* _DESCRIPTION OF THE TASK_: Look through the data below. Show each line where the string "reference" occurs.
===== EXCERPTED DATA =====
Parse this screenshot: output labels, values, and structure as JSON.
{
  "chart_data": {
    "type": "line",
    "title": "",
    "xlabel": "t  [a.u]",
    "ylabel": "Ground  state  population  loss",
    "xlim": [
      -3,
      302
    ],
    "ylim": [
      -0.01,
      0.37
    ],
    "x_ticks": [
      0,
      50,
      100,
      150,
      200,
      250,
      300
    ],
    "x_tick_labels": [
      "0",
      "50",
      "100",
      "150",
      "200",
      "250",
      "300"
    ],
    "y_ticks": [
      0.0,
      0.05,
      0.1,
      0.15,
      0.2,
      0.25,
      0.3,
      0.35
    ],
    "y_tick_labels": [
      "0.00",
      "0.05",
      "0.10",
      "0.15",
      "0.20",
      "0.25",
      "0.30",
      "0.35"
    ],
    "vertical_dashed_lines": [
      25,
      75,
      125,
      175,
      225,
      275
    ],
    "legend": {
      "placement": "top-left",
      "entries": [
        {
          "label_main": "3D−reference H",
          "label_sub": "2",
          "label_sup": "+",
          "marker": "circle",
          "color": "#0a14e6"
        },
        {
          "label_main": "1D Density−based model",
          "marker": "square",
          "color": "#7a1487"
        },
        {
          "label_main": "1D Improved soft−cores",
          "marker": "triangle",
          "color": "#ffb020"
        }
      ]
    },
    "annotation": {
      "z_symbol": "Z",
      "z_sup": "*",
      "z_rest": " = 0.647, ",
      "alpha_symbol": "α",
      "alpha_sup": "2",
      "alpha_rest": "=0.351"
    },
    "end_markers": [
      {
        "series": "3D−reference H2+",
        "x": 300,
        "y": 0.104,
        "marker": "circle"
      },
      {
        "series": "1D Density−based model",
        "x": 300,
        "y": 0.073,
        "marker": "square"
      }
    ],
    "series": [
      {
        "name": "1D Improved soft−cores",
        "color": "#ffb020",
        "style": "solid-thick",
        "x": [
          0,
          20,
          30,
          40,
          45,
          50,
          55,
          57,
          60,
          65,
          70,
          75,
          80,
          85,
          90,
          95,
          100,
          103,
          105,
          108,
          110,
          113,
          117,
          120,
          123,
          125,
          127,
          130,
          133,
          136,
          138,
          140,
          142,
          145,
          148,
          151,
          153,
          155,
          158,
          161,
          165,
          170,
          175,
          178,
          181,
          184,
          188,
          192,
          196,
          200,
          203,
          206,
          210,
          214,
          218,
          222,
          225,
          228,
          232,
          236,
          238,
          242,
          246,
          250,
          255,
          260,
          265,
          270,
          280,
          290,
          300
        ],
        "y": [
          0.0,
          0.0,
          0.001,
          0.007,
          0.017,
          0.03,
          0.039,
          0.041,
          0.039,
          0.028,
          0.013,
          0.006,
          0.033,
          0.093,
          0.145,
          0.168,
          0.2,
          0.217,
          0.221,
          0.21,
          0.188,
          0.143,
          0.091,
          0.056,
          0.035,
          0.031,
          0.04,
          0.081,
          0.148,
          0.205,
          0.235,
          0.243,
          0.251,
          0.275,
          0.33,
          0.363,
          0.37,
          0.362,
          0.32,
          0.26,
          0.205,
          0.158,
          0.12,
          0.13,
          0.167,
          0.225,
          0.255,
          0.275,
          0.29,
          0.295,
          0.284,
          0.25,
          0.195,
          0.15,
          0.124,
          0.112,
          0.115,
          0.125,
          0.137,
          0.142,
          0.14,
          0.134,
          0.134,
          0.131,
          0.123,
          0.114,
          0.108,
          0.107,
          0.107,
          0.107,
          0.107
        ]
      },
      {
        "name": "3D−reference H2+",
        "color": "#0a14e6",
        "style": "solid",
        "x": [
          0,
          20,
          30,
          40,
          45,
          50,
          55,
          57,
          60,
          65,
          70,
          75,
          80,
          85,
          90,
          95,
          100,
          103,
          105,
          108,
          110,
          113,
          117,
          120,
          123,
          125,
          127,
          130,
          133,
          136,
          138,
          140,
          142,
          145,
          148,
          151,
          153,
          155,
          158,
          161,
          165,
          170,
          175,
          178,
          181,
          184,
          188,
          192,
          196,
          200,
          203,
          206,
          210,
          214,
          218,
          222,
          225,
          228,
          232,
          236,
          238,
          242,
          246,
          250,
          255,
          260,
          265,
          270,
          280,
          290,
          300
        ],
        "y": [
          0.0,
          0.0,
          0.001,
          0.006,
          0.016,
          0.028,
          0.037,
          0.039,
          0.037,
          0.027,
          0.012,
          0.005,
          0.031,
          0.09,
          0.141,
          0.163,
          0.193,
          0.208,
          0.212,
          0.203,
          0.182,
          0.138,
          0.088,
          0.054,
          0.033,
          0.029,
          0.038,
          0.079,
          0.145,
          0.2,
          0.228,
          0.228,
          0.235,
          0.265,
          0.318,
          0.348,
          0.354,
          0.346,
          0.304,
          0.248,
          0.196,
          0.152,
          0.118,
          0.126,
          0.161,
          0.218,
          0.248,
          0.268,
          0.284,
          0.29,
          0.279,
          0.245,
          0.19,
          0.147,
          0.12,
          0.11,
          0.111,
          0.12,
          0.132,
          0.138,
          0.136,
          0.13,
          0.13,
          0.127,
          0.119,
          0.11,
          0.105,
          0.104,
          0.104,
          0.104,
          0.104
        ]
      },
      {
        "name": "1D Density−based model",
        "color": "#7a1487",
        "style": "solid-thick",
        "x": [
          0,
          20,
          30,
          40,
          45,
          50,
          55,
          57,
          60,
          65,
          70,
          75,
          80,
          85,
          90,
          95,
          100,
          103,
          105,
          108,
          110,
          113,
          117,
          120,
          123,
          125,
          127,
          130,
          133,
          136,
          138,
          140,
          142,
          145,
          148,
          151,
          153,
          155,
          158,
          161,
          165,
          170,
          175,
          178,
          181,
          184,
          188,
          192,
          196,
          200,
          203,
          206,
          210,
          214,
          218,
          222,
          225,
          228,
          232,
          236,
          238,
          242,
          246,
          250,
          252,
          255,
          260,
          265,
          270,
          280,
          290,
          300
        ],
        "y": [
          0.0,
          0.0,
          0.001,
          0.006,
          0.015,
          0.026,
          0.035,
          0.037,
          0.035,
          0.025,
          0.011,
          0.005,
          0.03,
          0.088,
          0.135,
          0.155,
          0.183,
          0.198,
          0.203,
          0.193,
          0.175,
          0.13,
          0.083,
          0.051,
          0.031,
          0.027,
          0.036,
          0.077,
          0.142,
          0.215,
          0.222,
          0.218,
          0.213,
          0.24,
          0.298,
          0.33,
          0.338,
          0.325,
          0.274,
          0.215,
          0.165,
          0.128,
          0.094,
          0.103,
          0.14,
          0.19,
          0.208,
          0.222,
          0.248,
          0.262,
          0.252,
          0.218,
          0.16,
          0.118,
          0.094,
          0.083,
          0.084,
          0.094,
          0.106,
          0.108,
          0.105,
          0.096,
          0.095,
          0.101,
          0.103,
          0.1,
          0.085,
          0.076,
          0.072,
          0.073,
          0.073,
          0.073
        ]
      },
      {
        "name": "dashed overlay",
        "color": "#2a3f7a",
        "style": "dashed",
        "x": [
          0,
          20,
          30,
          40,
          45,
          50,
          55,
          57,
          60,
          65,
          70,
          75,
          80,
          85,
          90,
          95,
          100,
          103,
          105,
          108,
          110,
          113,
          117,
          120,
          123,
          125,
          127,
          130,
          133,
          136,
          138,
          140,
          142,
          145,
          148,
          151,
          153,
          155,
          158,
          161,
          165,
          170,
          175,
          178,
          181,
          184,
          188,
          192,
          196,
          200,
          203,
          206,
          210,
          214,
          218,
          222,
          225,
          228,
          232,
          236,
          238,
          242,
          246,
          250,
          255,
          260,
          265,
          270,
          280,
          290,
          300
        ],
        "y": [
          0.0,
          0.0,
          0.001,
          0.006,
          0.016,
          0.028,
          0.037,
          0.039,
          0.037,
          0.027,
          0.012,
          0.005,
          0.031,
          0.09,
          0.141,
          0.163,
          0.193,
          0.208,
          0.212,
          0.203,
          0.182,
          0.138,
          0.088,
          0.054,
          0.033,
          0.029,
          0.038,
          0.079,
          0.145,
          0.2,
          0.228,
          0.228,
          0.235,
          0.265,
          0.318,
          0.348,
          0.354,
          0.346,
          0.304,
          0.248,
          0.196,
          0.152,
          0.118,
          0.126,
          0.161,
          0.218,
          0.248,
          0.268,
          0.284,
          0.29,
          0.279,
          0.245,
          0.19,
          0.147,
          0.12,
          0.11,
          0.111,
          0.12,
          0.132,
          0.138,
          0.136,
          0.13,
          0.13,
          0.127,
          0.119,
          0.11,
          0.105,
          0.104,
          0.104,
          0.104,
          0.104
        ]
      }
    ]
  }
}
=====
* _TASK RESULT_:
          "label_main": "3D−reference H",
        "series": "3D−reference H2+",
        "name": "3D−reference H2+",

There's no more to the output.